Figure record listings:
>>>>>

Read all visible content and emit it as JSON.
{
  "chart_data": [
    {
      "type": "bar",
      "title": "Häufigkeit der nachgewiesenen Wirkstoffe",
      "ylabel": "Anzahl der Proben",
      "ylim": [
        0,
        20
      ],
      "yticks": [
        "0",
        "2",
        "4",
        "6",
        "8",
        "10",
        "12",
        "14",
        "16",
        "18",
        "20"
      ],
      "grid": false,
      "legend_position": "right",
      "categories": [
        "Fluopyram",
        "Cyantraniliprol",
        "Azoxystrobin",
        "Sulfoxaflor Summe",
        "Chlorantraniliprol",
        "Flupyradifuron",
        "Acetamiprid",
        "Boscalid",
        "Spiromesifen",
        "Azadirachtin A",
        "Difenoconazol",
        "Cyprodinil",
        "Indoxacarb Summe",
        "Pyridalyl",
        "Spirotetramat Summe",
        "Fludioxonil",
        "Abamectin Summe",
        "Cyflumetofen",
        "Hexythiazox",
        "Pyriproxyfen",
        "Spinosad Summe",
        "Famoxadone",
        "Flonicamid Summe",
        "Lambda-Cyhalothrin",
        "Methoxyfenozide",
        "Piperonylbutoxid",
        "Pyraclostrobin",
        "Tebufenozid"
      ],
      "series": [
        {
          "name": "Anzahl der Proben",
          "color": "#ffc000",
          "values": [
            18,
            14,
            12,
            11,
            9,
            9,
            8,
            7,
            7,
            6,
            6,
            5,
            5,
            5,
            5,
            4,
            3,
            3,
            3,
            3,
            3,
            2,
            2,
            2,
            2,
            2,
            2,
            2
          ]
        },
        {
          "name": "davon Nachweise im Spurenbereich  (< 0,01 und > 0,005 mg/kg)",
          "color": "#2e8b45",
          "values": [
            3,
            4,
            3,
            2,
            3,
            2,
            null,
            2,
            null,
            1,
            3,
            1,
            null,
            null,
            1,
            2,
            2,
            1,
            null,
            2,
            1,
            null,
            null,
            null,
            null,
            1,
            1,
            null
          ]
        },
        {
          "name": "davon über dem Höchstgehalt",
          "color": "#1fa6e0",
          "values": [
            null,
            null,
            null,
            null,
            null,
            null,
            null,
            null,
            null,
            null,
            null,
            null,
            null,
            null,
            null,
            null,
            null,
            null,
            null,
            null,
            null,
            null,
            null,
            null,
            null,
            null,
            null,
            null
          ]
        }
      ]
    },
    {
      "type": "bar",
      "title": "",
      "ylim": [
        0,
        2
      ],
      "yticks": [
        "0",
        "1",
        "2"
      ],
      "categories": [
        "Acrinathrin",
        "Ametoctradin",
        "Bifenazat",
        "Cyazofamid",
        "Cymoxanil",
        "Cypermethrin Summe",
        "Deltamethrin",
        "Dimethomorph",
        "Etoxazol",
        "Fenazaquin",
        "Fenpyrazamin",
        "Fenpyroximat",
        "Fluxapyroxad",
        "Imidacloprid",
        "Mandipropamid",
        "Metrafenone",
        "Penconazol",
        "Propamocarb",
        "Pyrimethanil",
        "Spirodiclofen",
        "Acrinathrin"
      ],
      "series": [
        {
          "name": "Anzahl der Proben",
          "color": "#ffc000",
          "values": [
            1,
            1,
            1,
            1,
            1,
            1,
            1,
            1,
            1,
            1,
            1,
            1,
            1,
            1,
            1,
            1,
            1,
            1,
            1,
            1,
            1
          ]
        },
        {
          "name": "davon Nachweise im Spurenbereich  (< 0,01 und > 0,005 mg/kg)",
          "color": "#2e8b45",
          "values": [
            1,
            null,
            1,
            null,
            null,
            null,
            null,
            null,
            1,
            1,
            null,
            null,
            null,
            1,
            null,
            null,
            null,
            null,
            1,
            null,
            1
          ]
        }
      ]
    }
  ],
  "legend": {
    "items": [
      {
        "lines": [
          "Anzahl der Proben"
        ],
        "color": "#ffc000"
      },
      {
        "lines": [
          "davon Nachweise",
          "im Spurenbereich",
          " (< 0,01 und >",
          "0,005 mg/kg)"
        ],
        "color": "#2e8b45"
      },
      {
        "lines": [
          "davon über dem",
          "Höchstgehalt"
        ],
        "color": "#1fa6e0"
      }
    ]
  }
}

<<<<<

**OBJECTIVE:**
Copy each line containing the word "Höchstgehalt" from the data.

**ANSWER:**
          "name": "davon über dem Höchstgehalt",
          "Höchstgehalt"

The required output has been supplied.